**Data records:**
····················

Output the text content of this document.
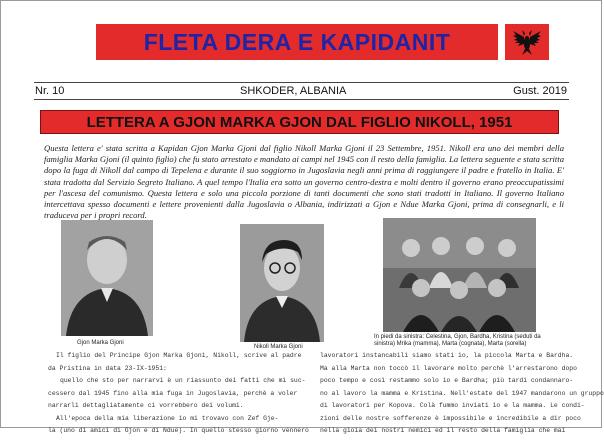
FLETA DERA E KAPIDANIT
Nr. 10	SHKODER, ALBANIA	Gust. 2019
LETTERA A GJON MARKA GJON DAL FIGLIO NIKOLL, 1951

Questa lettera e' stata scritta a Kapidan Gjon Marka Gjoni dal figlio Nikoll Marka Gjoni il 23 Settembre, 1951. Nikoll era uno dei membri della famiglia Marka Gjoni (il quinto figlio) che fu stato arrestato e mandato ai campi nel 1945 con il resto della famiglia. La lettera seguente e stata scritta dopo la fuga di Nikoll dal campo di Tepelena e durante il suo soggiorno in Jugoslavia negli anni prima di raggiungere il padre e fratello in Italia. E' stata tradotta dal Servizio Segreto Italiano. A quel tempo l'Italia era sotto un governo centro-destra e molti dentro il governo erano preoccupatissimi per l'ascesa del comunismo. Questa lettera e solo una piccola porzione di tanti documenti che sono stati tradotti in Italiano. Il governo Italiano intercettava spesso documenti e lettere provenienti dalla Jugoslavia o Albania, indirizzati a Gjon e Ndue Marka Gjoni, prima di consegnarli, e li traduceva per i propri record.

Gjon Marka Gjoni
Nikoll Marka Gjoni
In piedi da sinistra: Celestina, Gjon, Bardha, Kristina (seduti da sinistra) Mrika (mamma), Marta (cognata), Marta (sorella)
Il figlio del Principe Gjon Marka Gjoni, Nikoll, scrive al padre
da Pristina in data 23-IX-1951:
quello che sto per narrarvi è un riassunto dei fatti che mi suc-
cessero dal 1945 fino alla mia fuga in Jugoslavia, perchè a voler
narrarli dettagliatamente ci vorrebbero dei volumi.
All'epoca della mia liberazione io mi trovavo con Zef Gje-
la (uno di amici di Gjon e di Ndue). In quello stesso giorno vennero
lavoratori instancabili siamo stati io, la piccola Marta e Bardha.
Ma alla Marta non toccò il lavorare molto perchè l'arrestarono dopo
poco tempo e così restammo solo io e Bardha; più tardi condannaro-
no al lavoro la mamma e Kristina. Nell'estate del 1947 mandarono un gruppo
di lavoratori per Kopova. Colà fummo inviati io e la mamma. Le condi-
zioni delle nostre sofferenze è impossibile e incredibile a dir poco
nella gioia dei nostri nemici ed il resto della famiglia che mai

····················

**What this task involves:** Extract all lines from the data in which "della" is found.

**Solution to the exercise:**
Questa lettera e' stata scritta a Kapidan Gjon Marka Gjoni dal figlio Nikoll Marka Gjoni il 23 Settembre, 1951. Nikoll era uno dei membri della famiglia Marka Gjoni (il quinto figlio) che fu stato arrestato e mandato ai campi nel 1945 con il resto della famiglia. La lettera seguente e stata scritta dopo la fuga di Nikoll dal campo di Tepelena e durante il suo soggiorno in Jugoslavia negli anni prima di raggiungere il padre e fratello in Italia. E' stata tradotta dal Servizio Segreto Italiano. A quel tempo l'Italia era sotto un governo centro-destra e molti dentro il governo erano preoccupatissimi per l'ascesa del comunismo. Questa lettera e solo una piccola porzione di tanti documenti che sono stati tradotti in Italiano. Il governo Italiano intercettava spesso documenti e lettere provenienti dalla Jugoslavia o Albania, indirizzati a Gjon e Ndue Marka Gjoni, prima di consegnarli, e li traduceva per i propri record.
All'epoca della mia liberazione io mi trovavo con Zef Gje-
nella gioia dei nostri nemici ed il resto della famiglia che mai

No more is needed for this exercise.